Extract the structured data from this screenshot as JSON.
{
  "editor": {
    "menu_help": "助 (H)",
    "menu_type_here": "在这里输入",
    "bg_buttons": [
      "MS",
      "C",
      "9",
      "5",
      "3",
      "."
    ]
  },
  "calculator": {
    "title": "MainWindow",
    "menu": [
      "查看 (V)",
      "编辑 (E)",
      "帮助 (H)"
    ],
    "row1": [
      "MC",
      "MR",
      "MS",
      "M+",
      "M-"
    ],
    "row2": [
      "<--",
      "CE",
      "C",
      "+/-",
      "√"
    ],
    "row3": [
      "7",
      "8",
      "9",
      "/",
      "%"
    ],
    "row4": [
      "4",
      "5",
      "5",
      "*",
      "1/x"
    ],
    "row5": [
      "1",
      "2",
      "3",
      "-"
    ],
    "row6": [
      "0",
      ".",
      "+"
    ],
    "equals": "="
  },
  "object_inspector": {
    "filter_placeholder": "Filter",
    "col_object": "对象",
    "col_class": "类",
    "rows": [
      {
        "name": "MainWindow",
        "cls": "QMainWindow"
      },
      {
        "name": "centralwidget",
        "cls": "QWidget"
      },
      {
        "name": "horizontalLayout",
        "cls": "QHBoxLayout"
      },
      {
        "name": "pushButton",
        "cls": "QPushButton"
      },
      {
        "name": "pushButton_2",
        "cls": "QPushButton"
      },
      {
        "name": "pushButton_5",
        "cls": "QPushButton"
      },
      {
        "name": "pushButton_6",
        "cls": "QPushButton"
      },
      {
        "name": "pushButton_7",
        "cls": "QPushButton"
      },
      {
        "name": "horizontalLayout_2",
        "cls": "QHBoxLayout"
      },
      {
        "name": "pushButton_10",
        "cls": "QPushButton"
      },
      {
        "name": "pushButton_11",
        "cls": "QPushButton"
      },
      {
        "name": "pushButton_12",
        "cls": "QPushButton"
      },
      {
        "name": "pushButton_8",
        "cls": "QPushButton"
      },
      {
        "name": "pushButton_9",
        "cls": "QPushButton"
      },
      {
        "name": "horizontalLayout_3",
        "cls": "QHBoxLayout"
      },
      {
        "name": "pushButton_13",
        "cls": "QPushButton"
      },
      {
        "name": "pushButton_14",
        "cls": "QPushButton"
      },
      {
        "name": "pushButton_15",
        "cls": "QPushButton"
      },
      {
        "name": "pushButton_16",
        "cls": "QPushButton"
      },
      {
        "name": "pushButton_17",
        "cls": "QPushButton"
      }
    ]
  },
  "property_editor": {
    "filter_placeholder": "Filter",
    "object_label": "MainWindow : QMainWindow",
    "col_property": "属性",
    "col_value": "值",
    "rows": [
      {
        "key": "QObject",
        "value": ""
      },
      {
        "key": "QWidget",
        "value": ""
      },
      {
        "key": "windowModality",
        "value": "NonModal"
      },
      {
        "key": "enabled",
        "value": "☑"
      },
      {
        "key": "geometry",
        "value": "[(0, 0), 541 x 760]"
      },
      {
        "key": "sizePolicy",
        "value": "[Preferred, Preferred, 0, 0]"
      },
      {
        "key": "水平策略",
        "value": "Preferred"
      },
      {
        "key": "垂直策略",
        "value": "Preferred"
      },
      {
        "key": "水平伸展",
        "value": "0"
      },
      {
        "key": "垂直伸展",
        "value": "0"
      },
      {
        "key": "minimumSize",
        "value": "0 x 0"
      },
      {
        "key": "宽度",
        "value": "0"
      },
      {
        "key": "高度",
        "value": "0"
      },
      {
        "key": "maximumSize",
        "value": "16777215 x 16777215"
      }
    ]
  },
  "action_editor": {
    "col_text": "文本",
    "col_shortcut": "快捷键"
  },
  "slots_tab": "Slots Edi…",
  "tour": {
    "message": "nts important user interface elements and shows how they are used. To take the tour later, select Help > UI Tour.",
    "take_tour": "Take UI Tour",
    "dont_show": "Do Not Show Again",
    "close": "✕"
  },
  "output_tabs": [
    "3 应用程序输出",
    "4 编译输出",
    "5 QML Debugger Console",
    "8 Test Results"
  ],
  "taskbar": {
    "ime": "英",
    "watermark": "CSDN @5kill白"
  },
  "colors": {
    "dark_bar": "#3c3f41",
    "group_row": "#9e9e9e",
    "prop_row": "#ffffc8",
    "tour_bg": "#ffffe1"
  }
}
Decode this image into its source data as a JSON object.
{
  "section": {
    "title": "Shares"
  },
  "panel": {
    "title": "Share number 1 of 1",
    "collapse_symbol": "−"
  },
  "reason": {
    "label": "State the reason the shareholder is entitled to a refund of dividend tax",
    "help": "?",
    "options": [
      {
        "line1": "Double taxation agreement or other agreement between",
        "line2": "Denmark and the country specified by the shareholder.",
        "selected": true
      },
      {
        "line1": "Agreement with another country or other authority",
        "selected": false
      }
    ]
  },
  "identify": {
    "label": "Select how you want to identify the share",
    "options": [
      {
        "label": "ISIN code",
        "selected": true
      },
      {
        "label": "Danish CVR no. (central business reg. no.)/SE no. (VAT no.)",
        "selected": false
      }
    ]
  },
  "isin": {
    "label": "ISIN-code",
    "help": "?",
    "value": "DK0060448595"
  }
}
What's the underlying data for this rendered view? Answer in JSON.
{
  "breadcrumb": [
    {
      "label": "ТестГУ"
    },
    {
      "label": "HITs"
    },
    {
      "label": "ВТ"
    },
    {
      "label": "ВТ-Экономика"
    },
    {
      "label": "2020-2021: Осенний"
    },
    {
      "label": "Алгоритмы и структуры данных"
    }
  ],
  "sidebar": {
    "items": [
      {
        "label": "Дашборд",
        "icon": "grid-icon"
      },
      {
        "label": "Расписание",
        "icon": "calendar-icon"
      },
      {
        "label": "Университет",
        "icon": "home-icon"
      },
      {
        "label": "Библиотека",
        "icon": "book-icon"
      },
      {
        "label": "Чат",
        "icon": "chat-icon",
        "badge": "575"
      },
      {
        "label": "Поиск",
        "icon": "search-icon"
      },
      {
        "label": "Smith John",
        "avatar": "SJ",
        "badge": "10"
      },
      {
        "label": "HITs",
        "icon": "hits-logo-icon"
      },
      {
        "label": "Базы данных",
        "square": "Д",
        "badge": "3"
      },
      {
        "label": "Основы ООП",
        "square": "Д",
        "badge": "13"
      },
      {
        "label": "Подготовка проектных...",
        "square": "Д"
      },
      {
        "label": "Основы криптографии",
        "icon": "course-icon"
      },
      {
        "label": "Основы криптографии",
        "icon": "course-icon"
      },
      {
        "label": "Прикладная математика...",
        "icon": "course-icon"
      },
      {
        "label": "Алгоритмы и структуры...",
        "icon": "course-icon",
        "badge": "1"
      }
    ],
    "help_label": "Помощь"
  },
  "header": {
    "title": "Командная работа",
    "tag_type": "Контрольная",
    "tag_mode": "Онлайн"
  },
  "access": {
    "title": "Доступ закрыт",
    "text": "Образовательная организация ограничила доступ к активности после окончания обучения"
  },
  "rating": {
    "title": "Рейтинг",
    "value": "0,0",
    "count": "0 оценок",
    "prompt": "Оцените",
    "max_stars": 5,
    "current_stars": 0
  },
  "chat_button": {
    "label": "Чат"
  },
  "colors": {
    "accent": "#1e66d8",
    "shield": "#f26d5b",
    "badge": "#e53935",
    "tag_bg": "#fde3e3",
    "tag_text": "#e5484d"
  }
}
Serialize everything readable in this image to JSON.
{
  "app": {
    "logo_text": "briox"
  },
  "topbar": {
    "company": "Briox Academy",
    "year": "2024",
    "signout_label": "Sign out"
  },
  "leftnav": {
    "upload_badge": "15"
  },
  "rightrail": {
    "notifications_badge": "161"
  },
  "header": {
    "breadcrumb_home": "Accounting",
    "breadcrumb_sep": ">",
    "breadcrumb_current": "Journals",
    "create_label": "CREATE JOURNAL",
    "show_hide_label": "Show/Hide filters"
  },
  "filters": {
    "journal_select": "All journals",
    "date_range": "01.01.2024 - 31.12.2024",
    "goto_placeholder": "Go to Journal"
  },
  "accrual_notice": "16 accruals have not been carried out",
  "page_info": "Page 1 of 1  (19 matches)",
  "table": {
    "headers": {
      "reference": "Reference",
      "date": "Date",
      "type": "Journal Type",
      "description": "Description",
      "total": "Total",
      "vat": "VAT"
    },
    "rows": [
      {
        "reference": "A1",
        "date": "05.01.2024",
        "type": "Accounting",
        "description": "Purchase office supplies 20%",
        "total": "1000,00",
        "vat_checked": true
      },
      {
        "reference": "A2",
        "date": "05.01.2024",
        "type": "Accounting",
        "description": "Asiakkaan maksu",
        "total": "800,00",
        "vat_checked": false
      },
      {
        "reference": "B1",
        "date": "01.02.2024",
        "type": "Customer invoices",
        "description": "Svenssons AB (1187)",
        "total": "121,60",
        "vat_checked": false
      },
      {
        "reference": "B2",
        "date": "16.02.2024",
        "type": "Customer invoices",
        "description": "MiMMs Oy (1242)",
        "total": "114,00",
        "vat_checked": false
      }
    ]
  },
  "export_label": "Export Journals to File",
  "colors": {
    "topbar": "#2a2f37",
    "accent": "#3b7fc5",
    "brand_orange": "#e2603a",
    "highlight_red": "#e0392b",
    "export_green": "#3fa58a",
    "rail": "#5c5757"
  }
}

**What the task requires:**
Copy, from the material, each line that holds the string "this".

**Output:**
Extract the structured data from this screenshot as JSON.
Decode this image into its source data as a JSON object.
What's the underlying data for this rendered view? Answer in JSON.
Serialize everything readable in this image to JSON.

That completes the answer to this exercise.